Stored data entries
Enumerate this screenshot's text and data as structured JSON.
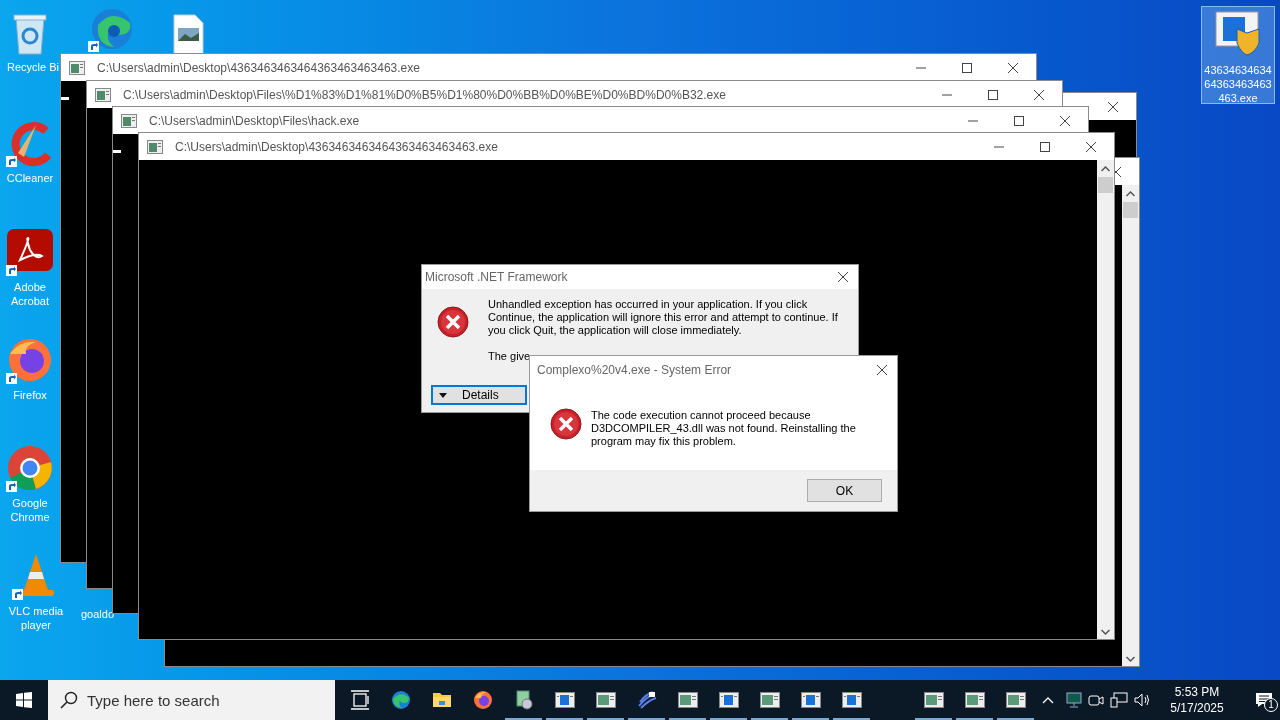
{
  "desktop_icons": [
    {
      "kind": "recycle-bin",
      "label": "Recycle Bi",
      "selected": false
    },
    {
      "kind": "edge",
      "selected": false
    },
    {
      "kind": "image-file",
      "selected": false
    },
    {
      "kind": "ccleaner",
      "label": "CCleaner",
      "selected": false
    },
    {
      "kind": "acrobat",
      "label": "Adobe Acrobat",
      "selected": false
    },
    {
      "kind": "firefox",
      "label": "Firefox",
      "selected": false
    },
    {
      "kind": "chrome",
      "label": "Google Chrome",
      "selected": false
    },
    {
      "kind": "vlc",
      "label": "VLC media player",
      "selected": false
    },
    {
      "kind": "hidden",
      "label": "goaldo",
      "selected": false
    },
    {
      "kind": "app",
      "label": "4363463463464363463463463.exe",
      "selected": true
    }
  ],
  "windows": [
    {
      "kind": "background"
    },
    {
      "kind": "background",
      "scrollbar": true
    },
    {
      "kind": "console",
      "title": "C:\\Users\\admin\\Desktop\\4363463463464363463463463.exe",
      "cursor": true
    },
    {
      "kind": "console",
      "title": "C:\\Users\\admin\\Desktop\\Files\\%D1%83%D1%81%D0%B5%D1%80%D0%BB%D0%BE%D0%BD%D0%B32.exe",
      "cursor": false
    },
    {
      "kind": "console",
      "title": "C:\\Users\\admin\\Desktop\\Files\\hack.exe",
      "cursor": true
    },
    {
      "kind": "console",
      "title": "C:\\Users\\admin\\Desktop\\4363463463464363463463463.exe",
      "cursor": false,
      "scrollbar": true
    }
  ],
  "net_dialog": {
    "title": "Microsoft .NET Framework",
    "message": "Unhandled exception has occurred in your application. If you click Continue, the application will ignore this error and attempt to continue. If you click Quit, the application will close immediately.",
    "detail": "The give",
    "details_button": "Details"
  },
  "system_error": {
    "title": "Complexo%20v4.exe - System Error",
    "message": "The code execution cannot proceed because D3DCOMPILER_43.dll was not found. Reinstalling the program may fix this problem.",
    "ok_button": "OK"
  },
  "taskbar": {
    "search": {
      "placeholder": "Type here to search"
    },
    "apps": [
      {
        "kind": "task-view",
        "running": false
      },
      {
        "kind": "edge",
        "running": false
      },
      {
        "kind": "folder",
        "running": false
      },
      {
        "kind": "firefox",
        "running": false
      },
      {
        "kind": "installer",
        "running": true
      },
      {
        "kind": "console-blue",
        "running": true
      },
      {
        "kind": "console-green",
        "running": true
      },
      {
        "kind": "wave",
        "running": true
      },
      {
        "kind": "console-green",
        "running": true
      },
      {
        "kind": "console-blue",
        "running": true
      },
      {
        "kind": "console-green",
        "running": true
      },
      {
        "kind": "console-blue",
        "running": true
      },
      {
        "kind": "console-blue",
        "running": true
      },
      {
        "kind": "gap",
        "running": false
      },
      {
        "kind": "console-green",
        "running": true
      },
      {
        "kind": "console-green",
        "running": true
      },
      {
        "kind": "console-green",
        "running": true
      }
    ],
    "time": "5:53 PM",
    "date": "5/17/2025",
    "notifications": "1"
  }
}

**The task**.
The word "message" appears in how many lines of the data? Answer with only the number.

**Response for this exercise**.
2